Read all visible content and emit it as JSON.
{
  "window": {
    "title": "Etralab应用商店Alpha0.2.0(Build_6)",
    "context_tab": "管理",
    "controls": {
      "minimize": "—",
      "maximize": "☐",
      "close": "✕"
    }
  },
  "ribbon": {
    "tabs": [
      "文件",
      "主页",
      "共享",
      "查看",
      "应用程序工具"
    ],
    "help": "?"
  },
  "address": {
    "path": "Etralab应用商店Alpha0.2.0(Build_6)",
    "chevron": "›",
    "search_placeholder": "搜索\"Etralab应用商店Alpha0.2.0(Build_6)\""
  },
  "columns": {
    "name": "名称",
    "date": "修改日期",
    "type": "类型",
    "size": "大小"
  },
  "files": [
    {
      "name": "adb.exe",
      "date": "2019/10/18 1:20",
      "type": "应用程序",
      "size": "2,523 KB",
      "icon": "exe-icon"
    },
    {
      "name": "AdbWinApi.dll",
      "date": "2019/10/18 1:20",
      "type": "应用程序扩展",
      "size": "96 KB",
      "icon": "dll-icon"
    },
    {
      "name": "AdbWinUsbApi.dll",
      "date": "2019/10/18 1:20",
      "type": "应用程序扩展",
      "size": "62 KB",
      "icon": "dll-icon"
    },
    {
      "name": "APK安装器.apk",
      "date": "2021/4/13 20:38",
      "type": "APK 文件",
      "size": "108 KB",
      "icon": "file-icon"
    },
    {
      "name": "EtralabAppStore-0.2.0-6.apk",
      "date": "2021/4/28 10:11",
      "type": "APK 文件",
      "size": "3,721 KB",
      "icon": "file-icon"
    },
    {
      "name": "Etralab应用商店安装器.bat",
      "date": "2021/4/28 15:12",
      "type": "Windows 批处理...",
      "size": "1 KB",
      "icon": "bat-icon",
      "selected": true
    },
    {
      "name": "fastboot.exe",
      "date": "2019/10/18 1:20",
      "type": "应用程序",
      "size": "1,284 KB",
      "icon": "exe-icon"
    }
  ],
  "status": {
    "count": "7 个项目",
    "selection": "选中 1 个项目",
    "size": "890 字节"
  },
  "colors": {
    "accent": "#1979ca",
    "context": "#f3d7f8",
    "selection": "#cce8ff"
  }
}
***
Goal of the exercise:
Transcribe every entry exactly, omitting nothing.

Final result:
Read all visible content and emit it as JSON.
{
  "window": {
    "title": "Etralab应用商店Alpha0.2.0(Build_6)",
    "context_tab": "管理",
    "controls": {
      "minimize": "—",
      "maximize": "☐",
      "close": "✕"
    }
  },
  "ribbon": {
    "tabs": [
      "文件",
      "主页",
      "共享",
      "查看",
      "应用程序工具"
    ],
    "help": "?"
  },
  "address": {
    "path": "Etralab应用商店Alpha0.2.0(Build_6)",
    "chevron": "›",
    "search_placeholder": "搜索\"Etralab应用商店Alpha0.2.0(Build_6)\""
  },
  "columns": {
    "name": "名称",
    "date": "修改日期",
    "type": "类型",
    "size": "大小"
  },
  "files": [
    {
      "name": "adb.exe",
      "date": "2019/10/18 1:20",
      "type": "应用程序",
      "size": "2,523 KB",
      "icon": "exe-icon"
    },
    {
      "name": "AdbWinApi.dll",
      "date": "2019/10/18 1:20",
      "type": "应用程序扩展",
      "size": "96 KB",
      "icon": "dll-icon"
    },
    {
      "name": "AdbWinUsbApi.dll",
      "date": "2019/10/18 1:20",
      "type": "应用程序扩展",
      "size": "62 KB",
      "icon": "dll-icon"
    },
    {
      "name": "APK安装器.apk",
      "date": "2021/4/13 20:38",
      "type": "APK 文件",
      "size": "108 KB",
      "icon": "file-icon"
    },
    {
      "name": "EtralabAppStore-0.2.0-6.apk",
      "date": "2021/4/28 10:11",
      "type": "APK 文件",
      "size": "3,721 KB",
      "icon": "file-icon"
    },
    {
      "name": "Etralab应用商店安装器.bat",
      "date": "2021/4/28 15:12",
      "type": "Windows 批处理...",
      "size": "1 KB",
      "icon": "bat-icon",
      "selected": true
    },
    {
      "name": "fastboot.exe",
      "date": "2019/10/18 1:20",
      "type": "应用程序",
      "size": "1,284 KB",
      "icon": "exe-icon"
    }
  ],
  "status": {
    "count": "7 个项目",
    "selection": "选中 1 个项目",
    "size": "890 字节"
  },
  "colors": {
    "accent": "#1979ca",
    "context": "#f3d7f8",
    "selection": "#cce8ff"
  }
}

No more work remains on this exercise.